▸ Problem to solve: Format every line of the items below as a Markdown table with columns Row and Line: put a sequential row number under Row and the line under Line. Leave out blank lines and pictures.

▸ Data for processing:
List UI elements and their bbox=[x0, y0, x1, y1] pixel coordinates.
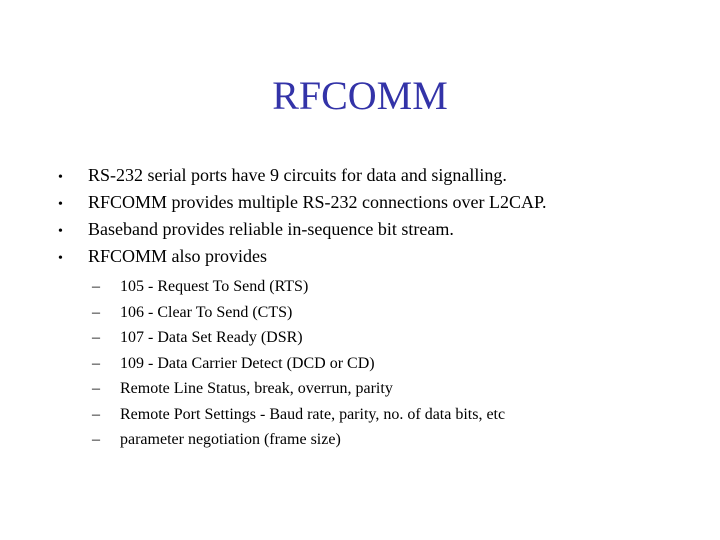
bullet-marker: • bbox=[58, 224, 63, 239]
bullet-item bbox=[58, 189, 698, 216]
dash-marker: – bbox=[92, 354, 100, 372]
sub-bullet-item bbox=[92, 325, 692, 351]
sub-bullet-item bbox=[92, 376, 692, 402]
bullet-marker: • bbox=[58, 170, 63, 185]
sub-bullet-text: 109 - Data Carrier Detect (DCD or CD) bbox=[120, 354, 375, 372]
dash-marker: – bbox=[92, 405, 100, 423]
sub-bullet-item bbox=[92, 402, 692, 428]
sub-bullet-item bbox=[92, 300, 692, 326]
sub-bullet-text: 105 - Request To Send (RTS) bbox=[120, 278, 309, 295]
sub-bullet-item bbox=[92, 427, 692, 453]
sub-bullet-text: parameter negotiation (frame size) bbox=[120, 431, 341, 448]
dash-marker: – bbox=[92, 329, 100, 346]
bullet-text: RFCOMM provides multiple RS-232 connections over L2CAP. bbox=[88, 192, 547, 212]
bullet-item bbox=[58, 243, 698, 270]
bullet-marker: • bbox=[58, 251, 63, 266]
sub-bullet-text: Remote Port Settings - Baud rate, parity, no. of data bits, etc bbox=[120, 405, 506, 423]
sub-bullet-text: 107 - Data Set Ready (DSR) bbox=[120, 329, 303, 346]
sub-bullet-item bbox=[92, 274, 692, 300]
dash-marker: – bbox=[92, 278, 100, 295]
bullet-text: RFCOMM also provides bbox=[88, 246, 268, 266]
sub-bullet-list bbox=[92, 274, 692, 453]
bullet-list bbox=[58, 162, 698, 270]
dash-marker: – bbox=[92, 431, 100, 448]
sub-bullet-text: Remote Line Status, break, overrun, parity bbox=[120, 380, 393, 397]
bullet-item bbox=[58, 162, 698, 189]
bullet-item bbox=[58, 216, 698, 243]
bullet-marker: • bbox=[58, 197, 63, 212]
bullet-text: Baseband provides reliable in-sequence bit stream. bbox=[88, 219, 454, 239]
sub-bullet-item bbox=[92, 351, 692, 377]
dash-marker: – bbox=[92, 303, 100, 321]
slide-title: RFCOMM bbox=[272, 73, 448, 118]
sub-bullet-text: 106 - Clear To Send (CTS) bbox=[120, 303, 293, 321]
dash-marker: – bbox=[92, 380, 100, 397]
bullet-text: RS-232 serial ports have 9 circuits for data and signalling. bbox=[88, 165, 507, 185]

▸ Correct output:
| Row | Line |
|---|---|
| 1 | List UI elements and their bbox=[x0, y0, x1, y1] pixel coordinates. |
| 2 | bullet-marker: • bbox=[58, 224, 63, 239] |
| 3 | bullet-item bbox=[58, 189, 698, 216] |
| 4 | dash-marker: – bbox=[92, 354, 100, 372] |
| 5 | sub-bullet-item bbox=[92, 325, 692, 351] |
| 6 | sub-bullet-item bbox=[92, 376, 692, 402] |
| 7 | bullet-marker: • bbox=[58, 170, 63, 185] |
| 8 | sub-bullet-text: 109 - Data Carrier Detect (DCD or CD) bbox=[120, 354, 375, 372] |
| 9 | dash-marker: – bbox=[92, 405, 100, 423] |
| 10 | sub-bullet-item bbox=[92, 402, 692, 428] |
| 11 | sub-bullet-item bbox=[92, 300, 692, 326] |
| 12 | sub-bullet-text: 105 - Request To Send (RTS) bbox=[120, 278, 309, 295] |
| 13 | sub-bullet-item bbox=[92, 427, 692, 453] |
| 14 | sub-bullet-text: parameter negotiation (frame size) bbox=[120, 431, 341, 448] |
| 15 | dash-marker: – bbox=[92, 329, 100, 346] |
| 16 | bullet-text: RFCOMM provides multiple RS-232 connections over L2CAP. bbox=[88, 192, 547, 212] |
| 17 | bullet-item bbox=[58, 243, 698, 270] |
| 18 | bullet-marker: • bbox=[58, 251, 63, 266] |
| 19 | sub-bullet-text: Remote Port Settings - Baud rate, parity, no. of data bits, etc bbox=[120, 405, 506, 423] |
| 20 | sub-bullet-text: 107 - Data Set Ready (DSR) bbox=[120, 329, 303, 346] |
| 21 | sub-bullet-item bbox=[92, 274, 692, 300] |
| 22 | dash-marker: – bbox=[92, 278, 100, 295] |
| 23 | bullet-text: RFCOMM also provides bbox=[88, 246, 268, 266] |
| 24 | sub-bullet-list bbox=[92, 274, 692, 453] |
| 25 | bullet-list bbox=[58, 162, 698, 270] |
| 26 | dash-marker: – bbox=[92, 431, 100, 448] |
| 27 | sub-bullet-text: Remote Line Status, break, overrun, parity bbox=[120, 380, 393, 397] |
| 28 | bullet-item bbox=[58, 162, 698, 189] |
| 29 | bullet-item bbox=[58, 216, 698, 243] |
| 30 | bullet-marker: • bbox=[58, 197, 63, 212] |
| 31 | bullet-text: Baseband provides reliable in-sequence bit stream. bbox=[88, 219, 454, 239] |
| 32 | sub-bullet-item bbox=[92, 351, 692, 377] |
| 33 | dash-marker: – bbox=[92, 303, 100, 321] |
| 34 | slide-title: RFCOMM bbox=[272, 73, 448, 118] |
| 35 | sub-bullet-text: 106 - Clear To Send (CTS) bbox=[120, 303, 293, 321] |
| 36 | dash-marker: – bbox=[92, 380, 100, 397] |
| 37 | bullet-text: RS-232 serial ports have 9 circuits for data and signalling. bbox=[88, 165, 507, 185] |